**What you are asked to do**
Filter the data below down to every line containing the string "Choose", treating case as significant.

## Begin Entries

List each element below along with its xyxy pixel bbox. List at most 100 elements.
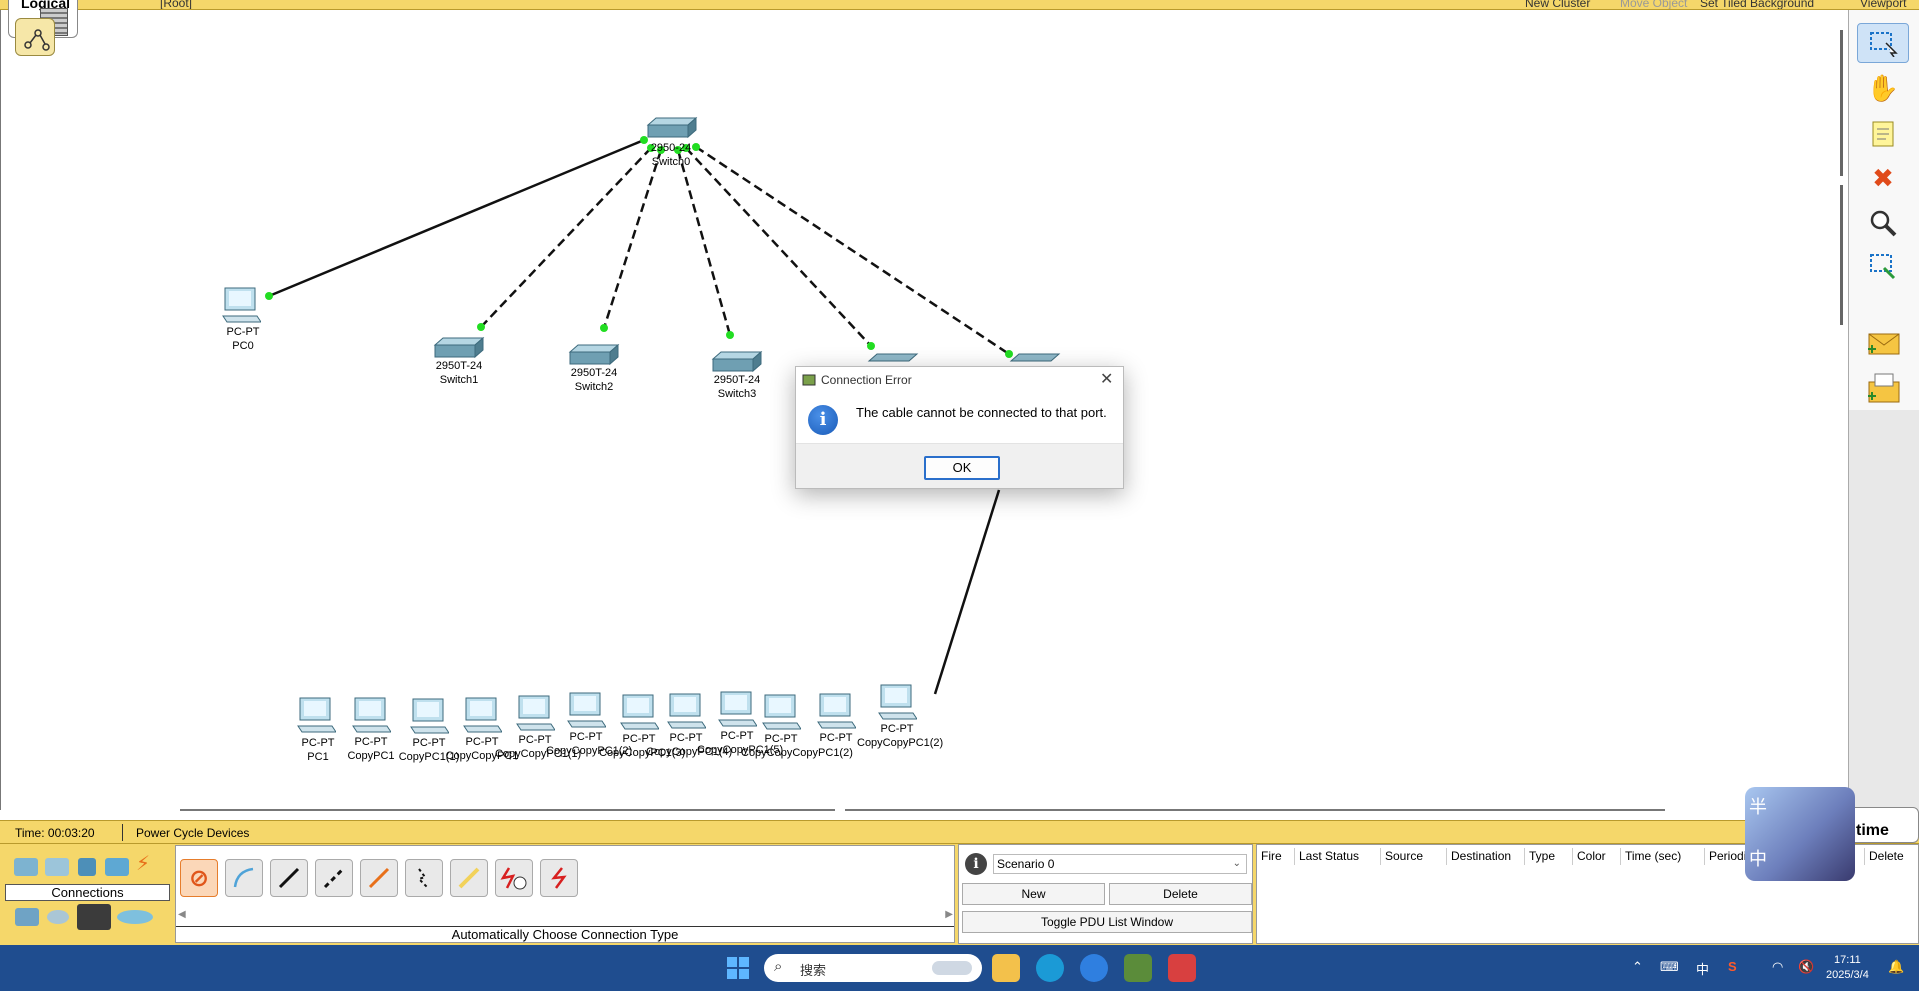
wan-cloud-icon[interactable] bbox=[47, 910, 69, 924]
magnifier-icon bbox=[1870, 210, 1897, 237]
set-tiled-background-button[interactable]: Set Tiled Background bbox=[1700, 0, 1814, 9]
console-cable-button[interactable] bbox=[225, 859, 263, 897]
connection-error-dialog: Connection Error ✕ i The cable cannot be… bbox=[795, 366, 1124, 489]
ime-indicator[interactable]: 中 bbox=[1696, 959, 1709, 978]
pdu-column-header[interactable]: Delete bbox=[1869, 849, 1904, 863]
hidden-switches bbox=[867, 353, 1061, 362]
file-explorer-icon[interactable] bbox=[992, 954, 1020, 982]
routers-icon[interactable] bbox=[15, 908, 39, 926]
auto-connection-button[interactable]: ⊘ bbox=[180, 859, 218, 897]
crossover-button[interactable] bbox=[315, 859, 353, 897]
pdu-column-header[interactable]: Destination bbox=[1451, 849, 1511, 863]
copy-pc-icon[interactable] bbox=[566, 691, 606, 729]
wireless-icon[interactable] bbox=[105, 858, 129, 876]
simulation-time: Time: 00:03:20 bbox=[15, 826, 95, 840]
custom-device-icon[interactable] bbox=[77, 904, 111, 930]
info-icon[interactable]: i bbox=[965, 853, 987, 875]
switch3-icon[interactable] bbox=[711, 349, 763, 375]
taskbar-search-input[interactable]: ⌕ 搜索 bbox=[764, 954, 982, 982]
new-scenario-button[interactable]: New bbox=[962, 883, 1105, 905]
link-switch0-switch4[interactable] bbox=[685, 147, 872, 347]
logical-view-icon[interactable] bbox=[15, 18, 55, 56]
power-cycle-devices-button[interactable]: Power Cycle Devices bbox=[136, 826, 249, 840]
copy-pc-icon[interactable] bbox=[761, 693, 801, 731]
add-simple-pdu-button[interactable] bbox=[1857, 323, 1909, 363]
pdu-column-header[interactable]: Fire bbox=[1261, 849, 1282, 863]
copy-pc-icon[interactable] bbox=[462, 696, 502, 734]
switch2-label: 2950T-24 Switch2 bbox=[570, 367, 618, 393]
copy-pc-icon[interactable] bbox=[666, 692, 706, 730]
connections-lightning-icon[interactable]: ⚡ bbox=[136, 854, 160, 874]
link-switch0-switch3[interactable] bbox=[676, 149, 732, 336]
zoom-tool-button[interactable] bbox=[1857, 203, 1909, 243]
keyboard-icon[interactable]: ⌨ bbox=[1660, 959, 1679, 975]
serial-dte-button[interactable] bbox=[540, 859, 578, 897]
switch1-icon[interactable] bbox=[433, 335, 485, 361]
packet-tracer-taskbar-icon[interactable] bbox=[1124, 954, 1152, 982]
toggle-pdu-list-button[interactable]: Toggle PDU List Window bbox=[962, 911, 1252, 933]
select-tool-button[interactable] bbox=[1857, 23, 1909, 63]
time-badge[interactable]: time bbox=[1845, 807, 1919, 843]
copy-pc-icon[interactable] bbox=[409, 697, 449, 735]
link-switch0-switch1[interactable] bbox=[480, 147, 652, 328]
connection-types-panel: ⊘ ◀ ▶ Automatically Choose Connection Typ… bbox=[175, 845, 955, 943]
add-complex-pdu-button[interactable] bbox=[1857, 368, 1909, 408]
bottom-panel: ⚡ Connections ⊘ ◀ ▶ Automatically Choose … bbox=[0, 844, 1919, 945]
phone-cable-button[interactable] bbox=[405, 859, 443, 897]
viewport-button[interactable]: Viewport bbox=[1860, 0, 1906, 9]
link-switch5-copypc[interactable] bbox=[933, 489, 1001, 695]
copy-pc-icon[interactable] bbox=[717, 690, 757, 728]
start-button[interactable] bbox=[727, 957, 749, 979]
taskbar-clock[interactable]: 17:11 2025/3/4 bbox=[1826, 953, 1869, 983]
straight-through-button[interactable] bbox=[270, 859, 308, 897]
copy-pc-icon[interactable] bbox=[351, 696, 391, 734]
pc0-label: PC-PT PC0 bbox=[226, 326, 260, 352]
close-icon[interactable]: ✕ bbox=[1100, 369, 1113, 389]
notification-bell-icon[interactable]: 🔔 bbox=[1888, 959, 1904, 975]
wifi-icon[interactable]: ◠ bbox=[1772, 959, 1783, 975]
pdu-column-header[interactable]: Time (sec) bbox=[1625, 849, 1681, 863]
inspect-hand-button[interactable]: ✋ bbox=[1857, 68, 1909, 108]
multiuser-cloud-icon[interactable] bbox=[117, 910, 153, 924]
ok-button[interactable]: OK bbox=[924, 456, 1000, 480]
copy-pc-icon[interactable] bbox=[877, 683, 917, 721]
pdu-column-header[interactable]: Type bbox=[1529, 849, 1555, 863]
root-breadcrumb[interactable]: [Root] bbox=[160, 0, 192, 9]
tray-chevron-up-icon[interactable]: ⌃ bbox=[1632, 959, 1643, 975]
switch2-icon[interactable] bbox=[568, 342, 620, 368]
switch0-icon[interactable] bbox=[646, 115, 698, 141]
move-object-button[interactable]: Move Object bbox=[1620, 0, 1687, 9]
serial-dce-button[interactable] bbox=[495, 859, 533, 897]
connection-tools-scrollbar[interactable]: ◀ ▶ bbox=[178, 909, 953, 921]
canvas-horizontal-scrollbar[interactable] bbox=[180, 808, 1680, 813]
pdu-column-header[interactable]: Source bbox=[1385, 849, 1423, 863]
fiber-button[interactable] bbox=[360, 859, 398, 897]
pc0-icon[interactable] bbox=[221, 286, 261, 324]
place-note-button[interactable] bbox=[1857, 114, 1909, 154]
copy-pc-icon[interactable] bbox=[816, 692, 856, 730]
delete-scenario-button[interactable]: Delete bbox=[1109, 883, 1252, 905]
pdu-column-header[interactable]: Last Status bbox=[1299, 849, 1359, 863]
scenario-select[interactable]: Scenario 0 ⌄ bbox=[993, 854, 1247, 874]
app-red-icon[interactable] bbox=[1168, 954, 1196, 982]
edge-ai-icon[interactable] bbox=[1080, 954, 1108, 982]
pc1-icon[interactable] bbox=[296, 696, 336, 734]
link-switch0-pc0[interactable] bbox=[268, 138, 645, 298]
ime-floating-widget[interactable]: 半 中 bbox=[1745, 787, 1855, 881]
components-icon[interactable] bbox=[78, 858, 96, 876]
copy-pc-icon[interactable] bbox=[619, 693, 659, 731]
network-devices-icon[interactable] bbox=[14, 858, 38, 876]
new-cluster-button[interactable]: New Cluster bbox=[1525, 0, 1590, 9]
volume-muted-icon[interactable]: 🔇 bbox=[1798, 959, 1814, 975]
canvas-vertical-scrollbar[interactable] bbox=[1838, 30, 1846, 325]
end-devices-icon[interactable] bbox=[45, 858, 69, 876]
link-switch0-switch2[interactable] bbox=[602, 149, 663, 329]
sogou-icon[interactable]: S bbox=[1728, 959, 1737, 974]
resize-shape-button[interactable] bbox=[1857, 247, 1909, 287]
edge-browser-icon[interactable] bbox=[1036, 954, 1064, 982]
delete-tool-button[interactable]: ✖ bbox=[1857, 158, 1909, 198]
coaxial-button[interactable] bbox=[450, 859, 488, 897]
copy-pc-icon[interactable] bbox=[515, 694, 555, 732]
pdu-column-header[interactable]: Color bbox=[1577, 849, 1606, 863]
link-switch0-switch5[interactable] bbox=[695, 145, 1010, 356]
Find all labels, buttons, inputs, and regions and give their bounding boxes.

## End Entries

**Solution for this task**
connection-types-panel: ⊘ ◀ ▶ Automatically Choose Connection Typ… bbox=[175, 845, 955, 943]
bottom-panel: ⚡ Connections ⊘ ◀ ▶ Automatically Choose … bbox=[0, 844, 1919, 945]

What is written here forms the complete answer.